- _Your task_: Transcribe the entries exactly; images are not part of the copy.

═════ Data excerpts ═════

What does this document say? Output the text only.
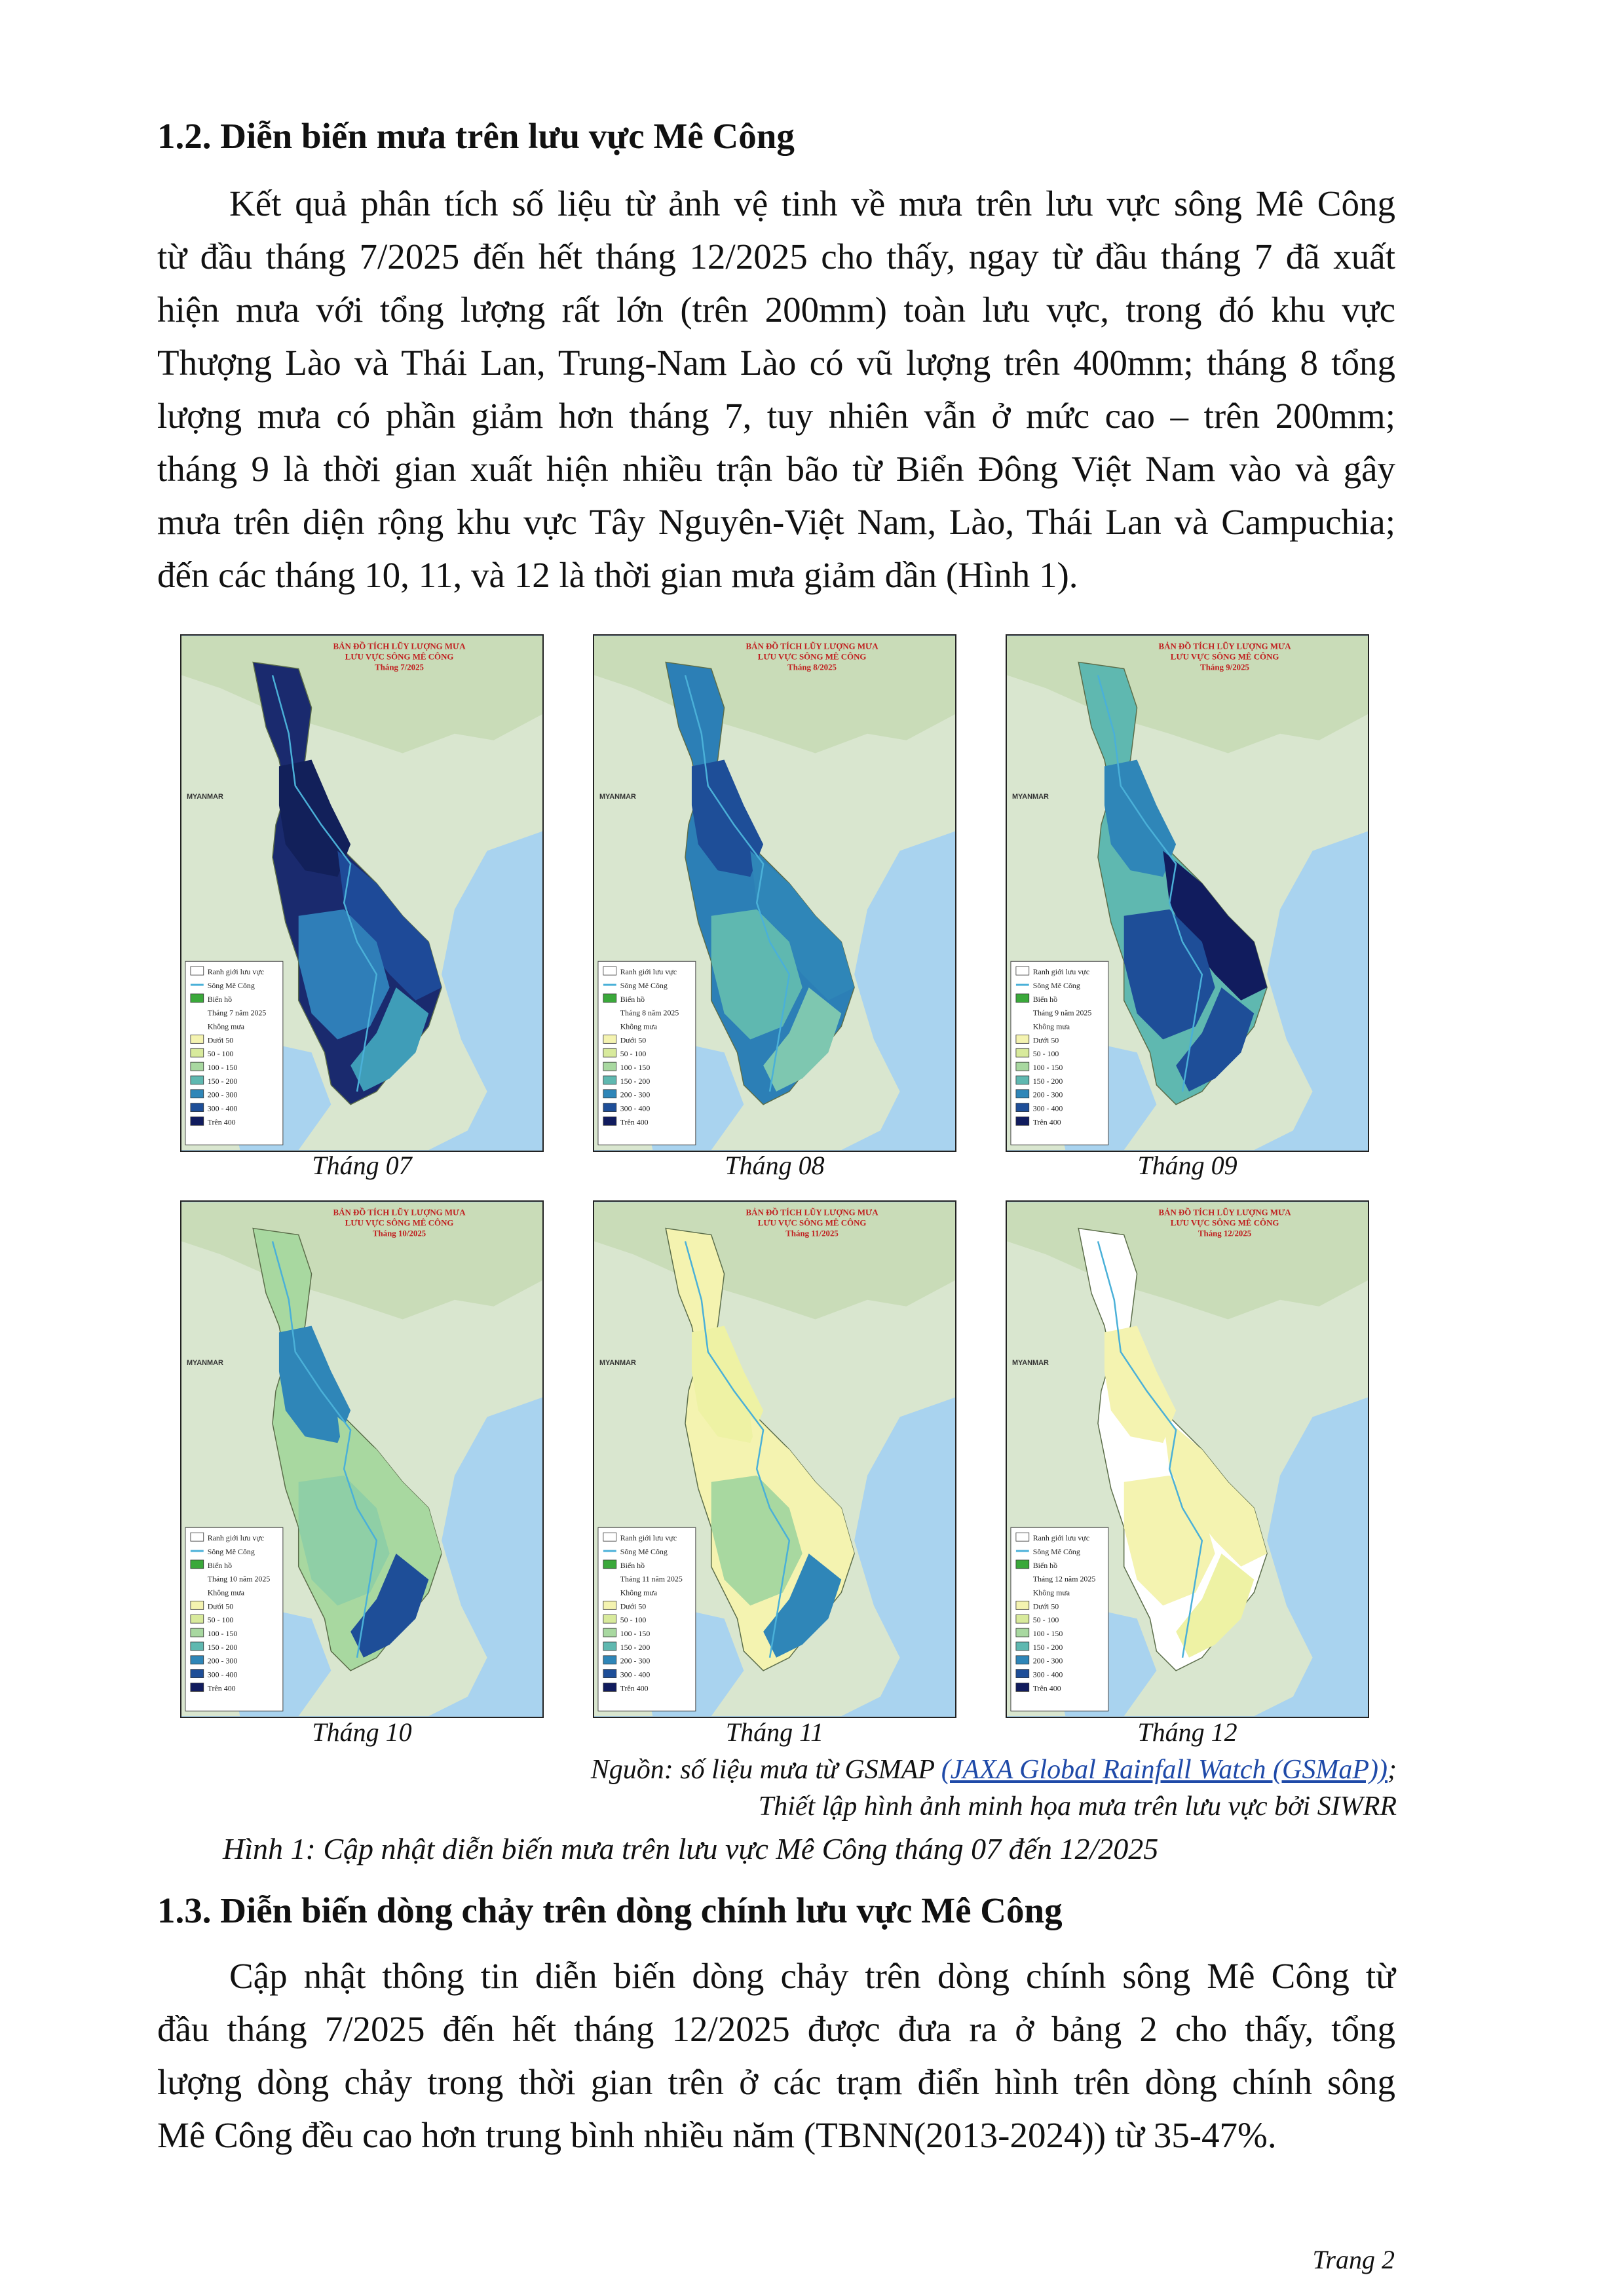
1.2. Diễn biến mưa trên lưu vực Mê Công
Kết quả phân tích số liệu từ ảnh vệ tinh về mưa trên lưu vực sông Mê Công
từ đầu tháng 7/2025 đến hết tháng 12/2025 cho thấy, ngay từ đầu tháng 7 đã xuất
hiện mưa với tổng lượng rất lớn (trên 200mm) toàn lưu vực, trong đó khu vực
Thượng Lào và Thái Lan, Trung-Nam Lào có vũ lượng trên 400mm; tháng 8 tổng
lượng mưa có phần giảm hơn tháng 7, tuy nhiên vẫn ở mức cao – trên 200mm;
tháng 9 là thời gian xuất hiện nhiều trận bão từ Biển Đông Việt Nam vào và gây
mưa trên diện rộng khu vực Tây Nguyên-Việt Nam, Lào, Thái Lan và Campuchia;
đến các tháng 10, 11, và 12 là thời gian mưa giảm dần (Hình 1).
BẢN ĐỒ TÍCH LŨY LƯỢNG MƯA
LƯU VỰC SÔNG MÊ CÔNG
Tháng 7/2025
MYANMAR
Ranh giới lưu vực
Sông Mê Công
Biển hồ
Tháng 7 năm 2025
Không mưa
Dưới 50
50 - 100
100 - 150
150 - 200
200 - 300
300 - 400
Trên 400
Tháng 07
BẢN ĐỒ TÍCH LŨY LƯỢNG MƯA
LƯU VỰC SÔNG MÊ CÔNG
Tháng 8/2025
MYANMAR
Ranh giới lưu vực
Sông Mê Công
Biển hồ
Tháng 8 năm 2025
Không mưa
Dưới 50
50 - 100
100 - 150
150 - 200
200 - 300
300 - 400
Trên 400
Tháng 08
BẢN ĐỒ TÍCH LŨY LƯỢNG MƯA
LƯU VỰC SÔNG MÊ CÔNG
Tháng 9/2025
MYANMAR
Ranh giới lưu vực
Sông Mê Công
Biển hồ
Tháng 9 năm 2025
Không mưa
Dưới 50
50 - 100
100 - 150
150 - 200
200 - 300
300 - 400
Trên 400
Tháng 09
BẢN ĐỒ TÍCH LŨY LƯỢNG MƯA
LƯU VỰC SÔNG MÊ CÔNG
Tháng 10/2025
MYANMAR
Ranh giới lưu vực
Sông Mê Công
Biển hồ
Tháng 10 năm 2025
Không mưa
Dưới 50
50 - 100
100 - 150
150 - 200
200 - 300
300 - 400
Trên 400
Tháng 10
BẢN ĐỒ TÍCH LŨY LƯỢNG MƯA
LƯU VỰC SÔNG MÊ CÔNG
Tháng 11/2025
MYANMAR
Ranh giới lưu vực
Sông Mê Công
Biển hồ
Tháng 11 năm 2025
Không mưa
Dưới 50
50 - 100
100 - 150
150 - 200
200 - 300
300 - 400
Trên 400
Tháng 11
BẢN ĐỒ TÍCH LŨY LƯỢNG MƯA
LƯU VỰC SÔNG MÊ CÔNG
Tháng 12/2025
MYANMAR
Ranh giới lưu vực
Sông Mê Công
Biển hồ
Tháng 12 năm 2025
Không mưa
Dưới 50
50 - 100
100 - 150
150 - 200
200 - 300
300 - 400
Trên 400
Tháng 12
Nguồn: số liệu mưa từ GSMAP (JAXA Global Rainfall Watch (GSMaP));
Thiết lập hình ảnh minh họa mưa trên lưu vực bởi SIWRR
Hình 1: Cập nhật diễn biến mưa trên lưu vực Mê Công tháng 07 đến 12/2025
1.3. Diễn biến dòng chảy trên dòng chính lưu vực Mê Công
Cập nhật thông tin diễn biến dòng chảy trên dòng chính sông Mê Công từ
đầu tháng 7/2025 đến hết tháng 12/2025 được đưa ra ở bảng 2 cho thấy, tổng
lượng dòng chảy trong thời gian trên ở các trạm điển hình trên dòng chính sông
Mê Công đều cao hơn trung bình nhiều năm (TBNN(2013-2024)) từ 35-47%.
Trang 2
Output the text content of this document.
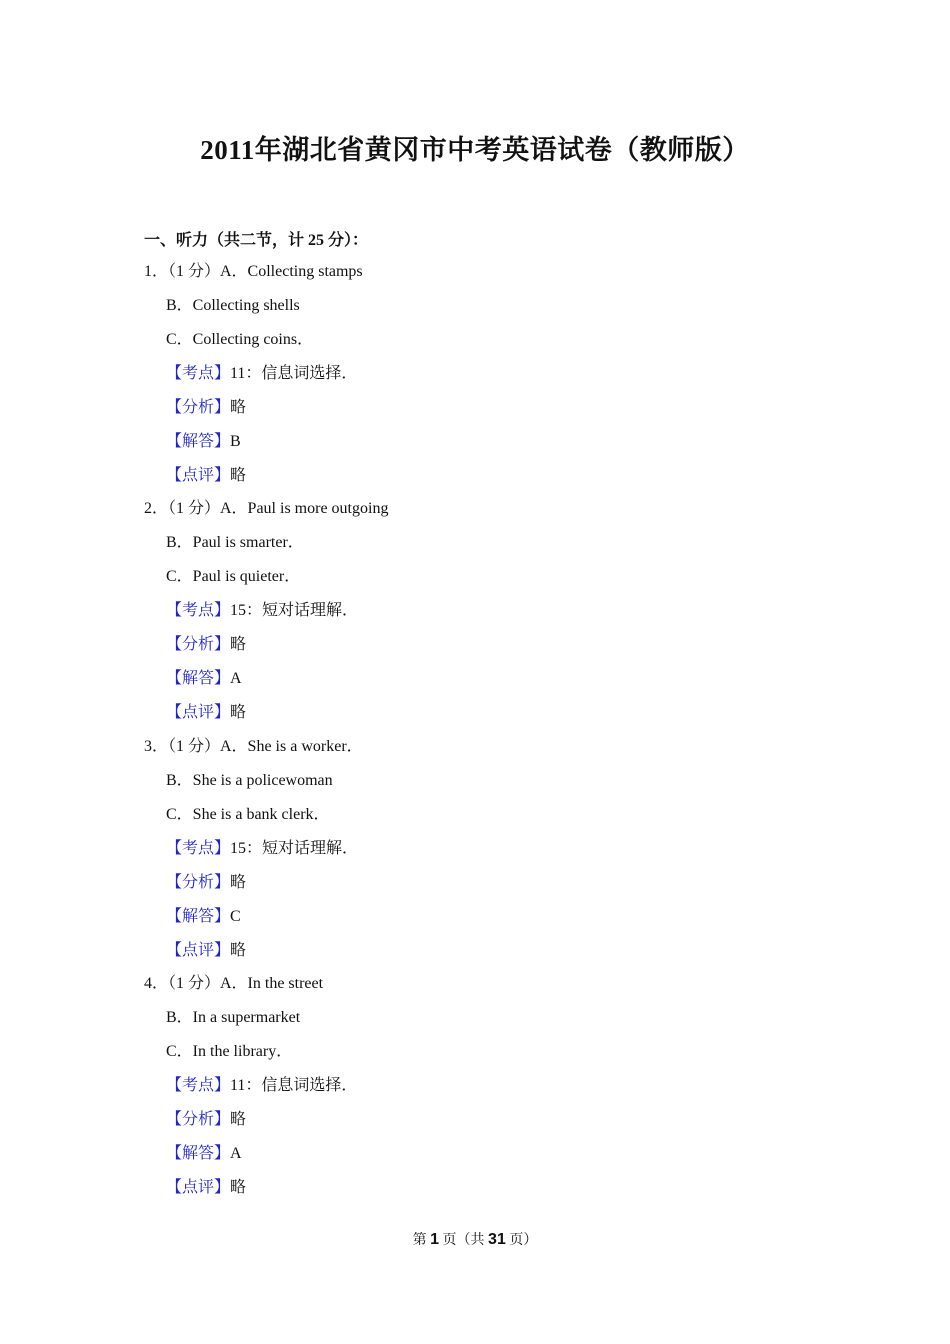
2011年湖北省黄冈市中考英语试卷（教师版）
一、听力（共二节，计 25 分）：
1．（1 分）A．Collecting stamps
B．Collecting shells
C．Collecting coins．
【考点】11：信息词选择．
【分析】略
【解答】B
【点评】略
2．（1 分）A．Paul is more outgoing
B．Paul is smarter．
C．Paul is quieter．
【考点】15：短对话理解．
【分析】略
【解答】A
【点评】略
3．（1 分）A．She is a worker．
B．She is a policewoman
C．She is a bank clerk．
【考点】15：短对话理解．
【分析】略
【解答】C
【点评】略
4．（1 分）A．In the street
B．In a supermarket
C．In the library．
【考点】11：信息词选择．
【分析】略
【解答】A
【点评】略
第 1 页（共 31 页）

═════

- _Expected answer_:
What does this document say? Output the text only.
1.2. Diễn biến mưa trên lưu vực Mê Công
Kết quả phân tích số liệu từ ảnh vệ tinh về mưa trên lưu vực sông Mê Công
từ đầu tháng 7/2025 đến hết tháng 12/2025 cho thấy, ngay từ đầu tháng 7 đã xuất
hiện mưa với tổng lượng rất lớn (trên 200mm) toàn lưu vực, trong đó khu vực
Thượng Lào và Thái Lan, Trung-Nam Lào có vũ lượng trên 400mm; tháng 8 tổng
lượng mưa có phần giảm hơn tháng 7, tuy nhiên vẫn ở mức cao – trên 200mm;
tháng 9 là thời gian xuất hiện nhiều trận bão từ Biển Đông Việt Nam vào và gây
mưa trên diện rộng khu vực Tây Nguyên-Việt Nam, Lào, Thái Lan và Campuchia;
đến các tháng 10, 11, và 12 là thời gian mưa giảm dần (Hình 1).
BẢN ĐỒ TÍCH LŨY LƯỢNG MƯA
LƯU VỰC SÔNG MÊ CÔNG
Tháng 7/2025
MYANMAR
Ranh giới lưu vực
Sông Mê Công
Biển hồ
Tháng 7 năm 2025
Không mưa
Dưới 50
50 - 100
100 - 150
150 - 200
200 - 300
300 - 400
Trên 400
Tháng 07
BẢN ĐỒ TÍCH LŨY LƯỢNG MƯA
LƯU VỰC SÔNG MÊ CÔNG
Tháng 8/2025
MYANMAR
Ranh giới lưu vực
Sông Mê Công
Biển hồ
Tháng 8 năm 2025
Không mưa
Dưới 50
50 - 100
100 - 150
150 - 200
200 - 300
300 - 400
Trên 400
Tháng 08
BẢN ĐỒ TÍCH LŨY LƯỢNG MƯA
LƯU VỰC SÔNG MÊ CÔNG
Tháng 9/2025
MYANMAR
Ranh giới lưu vực
Sông Mê Công
Biển hồ
Tháng 9 năm 2025
Không mưa
Dưới 50
50 - 100
100 - 150
150 - 200
200 - 300
300 - 400
Trên 400
Tháng 09
BẢN ĐỒ TÍCH LŨY LƯỢNG MƯA
LƯU VỰC SÔNG MÊ CÔNG
Tháng 10/2025
MYANMAR
Ranh giới lưu vực
Sông Mê Công
Biển hồ
Tháng 10 năm 2025
Không mưa
Dưới 50
50 - 100
100 - 150
150 - 200
200 - 300
300 - 400
Trên 400
Tháng 10
BẢN ĐỒ TÍCH LŨY LƯỢNG MƯA
LƯU VỰC SÔNG MÊ CÔNG
Tháng 11/2025
MYANMAR
Ranh giới lưu vực
Sông Mê Công
Biển hồ
Tháng 11 năm 2025
Không mưa
Dưới 50
50 - 100
100 - 150
150 - 200
200 - 300
300 - 400
Trên 400
Tháng 11
BẢN ĐỒ TÍCH LŨY LƯỢNG MƯA
LƯU VỰC SÔNG MÊ CÔNG
Tháng 12/2025
MYANMAR
Ranh giới lưu vực
Sông Mê Công
Biển hồ
Tháng 12 năm 2025
Không mưa
Dưới 50
50 - 100
100 - 150
150 - 200
200 - 300
300 - 400
Trên 400
Tháng 12
Nguồn: số liệu mưa từ GSMAP (JAXA Global Rainfall Watch (GSMaP));
Thiết lập hình ảnh minh họa mưa trên lưu vực bởi SIWRR
Hình 1: Cập nhật diễn biến mưa trên lưu vực Mê Công tháng 07 đến 12/2025
1.3. Diễn biến dòng chảy trên dòng chính lưu vực Mê Công
Cập nhật thông tin diễn biến dòng chảy trên dòng chính sông Mê Công từ
đầu tháng 7/2025 đến hết tháng 12/2025 được đưa ra ở bảng 2 cho thấy, tổng
lượng dòng chảy trong thời gian trên ở các trạm điển hình trên dòng chính sông
Mê Công đều cao hơn trung bình nhiều năm (TBNN(2013-2024)) từ 35-47%.
Trang 2
Output the text content of this document.
2011年湖北省黄冈市中考英语试卷（教师版）
一、听力（共二节，计 25 分）：
1．（1 分）A．Collecting stamps
B．Collecting shells
C．Collecting coins．
【考点】11：信息词选择．
【分析】略
【解答】B
【点评】略
2．（1 分）A．Paul is more outgoing
B．Paul is smarter．
C．Paul is quieter．
【考点】15：短对话理解．
【分析】略
【解答】A
【点评】略
3．（1 分）A．She is a worker．
B．She is a policewoman
C．She is a bank clerk．
【考点】15：短对话理解．
【分析】略
【解答】C
【点评】略
4．（1 分）A．In the street
B．In a supermarket
C．In the library．
【考点】11：信息词选择．
【分析】略
【解答】A
【点评】略
第 1 页（共 31 页）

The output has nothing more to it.